--- Start ---
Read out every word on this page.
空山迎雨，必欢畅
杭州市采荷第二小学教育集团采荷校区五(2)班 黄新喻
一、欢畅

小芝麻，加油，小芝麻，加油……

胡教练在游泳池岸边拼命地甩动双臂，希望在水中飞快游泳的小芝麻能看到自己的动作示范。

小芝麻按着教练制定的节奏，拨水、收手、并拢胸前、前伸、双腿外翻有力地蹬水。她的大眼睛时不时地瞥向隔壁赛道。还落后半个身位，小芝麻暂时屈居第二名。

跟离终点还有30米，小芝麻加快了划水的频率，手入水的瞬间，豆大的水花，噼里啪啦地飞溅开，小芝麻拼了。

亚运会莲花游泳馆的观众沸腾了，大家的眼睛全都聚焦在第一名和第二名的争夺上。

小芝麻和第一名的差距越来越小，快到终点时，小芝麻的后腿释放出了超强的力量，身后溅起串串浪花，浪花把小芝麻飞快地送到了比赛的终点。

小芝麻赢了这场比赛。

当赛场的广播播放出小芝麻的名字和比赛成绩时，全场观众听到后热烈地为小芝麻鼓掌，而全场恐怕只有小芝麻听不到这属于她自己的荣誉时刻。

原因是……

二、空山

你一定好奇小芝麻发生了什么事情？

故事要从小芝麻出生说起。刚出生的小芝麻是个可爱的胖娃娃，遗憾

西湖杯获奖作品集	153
--- End ---
▸ **Instruction**
Working from the material above, retype it in its entirety without change.

▸ **Complete response**
Read out every word on this page.
空山迎雨，必欢畅
杭州市采荷第二小学教育集团采荷校区五(2)班 黄新喻
一、欢畅

小芝麻，加油，小芝麻，加油……

胡教练在游泳池岸边拼命地甩动双臂，希望在水中飞快游泳的小芝麻能看到自己的动作示范。

小芝麻按着教练制定的节奏，拨水、收手、并拢胸前、前伸、双腿外翻有力地蹬水。她的大眼睛时不时地瞥向隔壁赛道。还落后半个身位，小芝麻暂时屈居第二名。

跟离终点还有30米，小芝麻加快了划水的频率，手入水的瞬间，豆大的水花，噼里啪啦地飞溅开，小芝麻拼了。

亚运会莲花游泳馆的观众沸腾了，大家的眼睛全都聚焦在第一名和第二名的争夺上。

小芝麻和第一名的差距越来越小，快到终点时，小芝麻的后腿释放出了超强的力量，身后溅起串串浪花，浪花把小芝麻飞快地送到了比赛的终点。

小芝麻赢了这场比赛。

当赛场的广播播放出小芝麻的名字和比赛成绩时，全场观众听到后热烈地为小芝麻鼓掌，而全场恐怕只有小芝麻听不到这属于她自己的荣誉时刻。

原因是……

二、空山

你一定好奇小芝麻发生了什么事情？

故事要从小芝麻出生说起。刚出生的小芝麻是个可爱的胖娃娃，遗憾

西湖杯获奖作品集	153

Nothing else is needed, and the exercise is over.